DATA FOR PROCESSING -
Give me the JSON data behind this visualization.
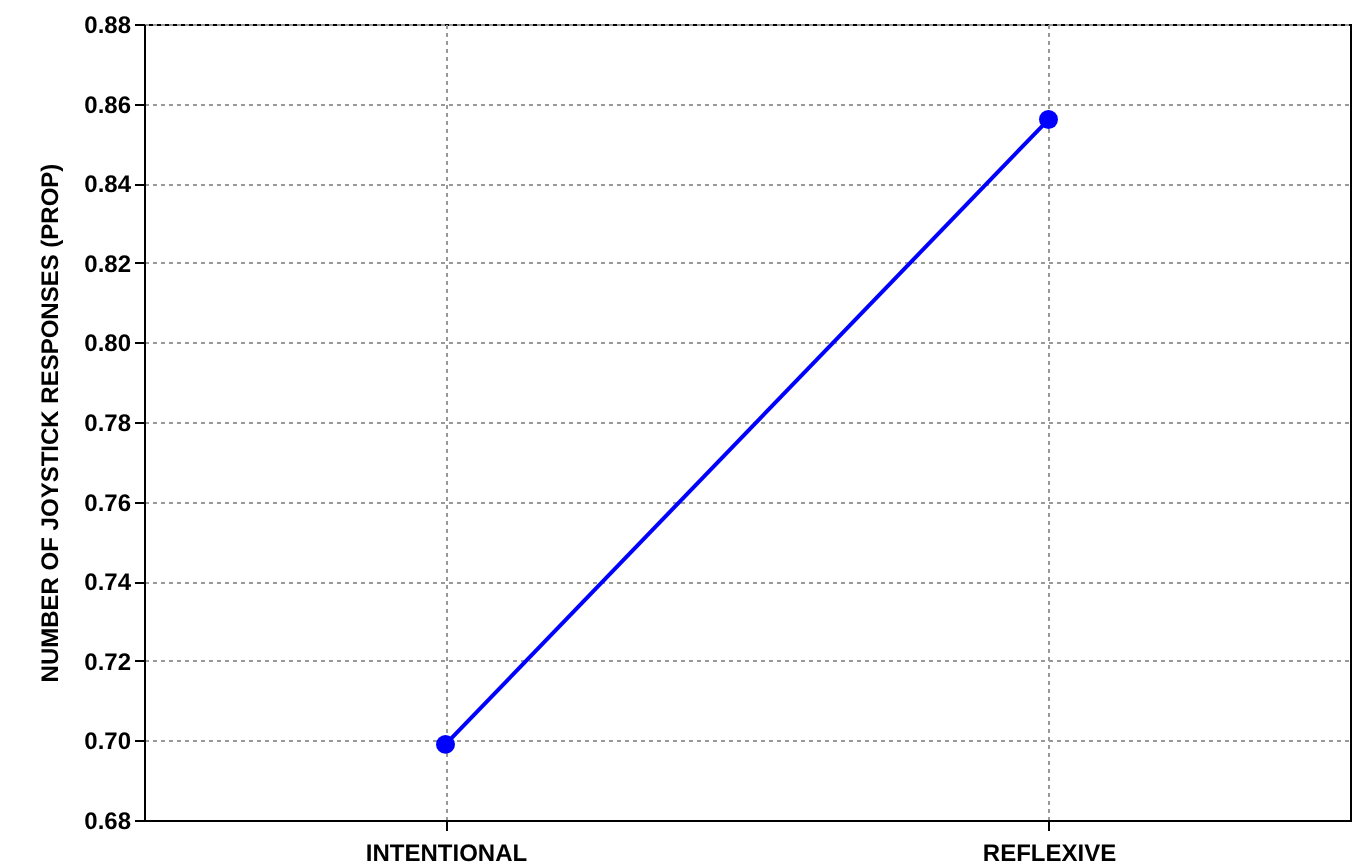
{
  "chart_data": {
    "type": "line",
    "ylabel": "NUMBER OF JOYSTICK RESPONSES (PROP)",
    "categories": [
      "INTENTIONAL",
      "REFLEXIVE"
    ],
    "series": [
      {
        "color": "#0000ff",
        "values": [
          0.699,
          0.856
        ]
      }
    ],
    "ylim": [
      0.68,
      0.88
    ],
    "yticks": [
      0.68,
      {
        "value": 0.7,
        "label": "0.70"
      },
      0.72,
      0.74,
      0.76,
      0.78,
      {
        "value": 0.8,
        "label": "0.80"
      },
      0.82,
      0.84,
      0.86,
      0.88
    ],
    "grid": true,
    "marker": "circle",
    "line_style": "solid"
  }
}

EXERCISE TASK - Reproduce the entries above exactly. Do not include the images.

SOLUTION FOR THIS PROBLEM -
Give me the JSON data behind this visualization.
{
  "chart_data": {
    "type": "line",
    "ylabel": "NUMBER OF JOYSTICK RESPONSES (PROP)",
    "categories": [
      "INTENTIONAL",
      "REFLEXIVE"
    ],
    "series": [
      {
        "color": "#0000ff",
        "values": [
          0.699,
          0.856
        ]
      }
    ],
    "ylim": [
      0.68,
      0.88
    ],
    "yticks": [
      0.68,
      {
        "value": 0.7,
        "label": "0.70"
      },
      0.72,
      0.74,
      0.76,
      0.78,
      {
        "value": 0.8,
        "label": "0.80"
      },
      0.82,
      0.84,
      0.86,
      0.88
    ],
    "grid": true,
    "marker": "circle",
    "line_style": "solid"
  }
}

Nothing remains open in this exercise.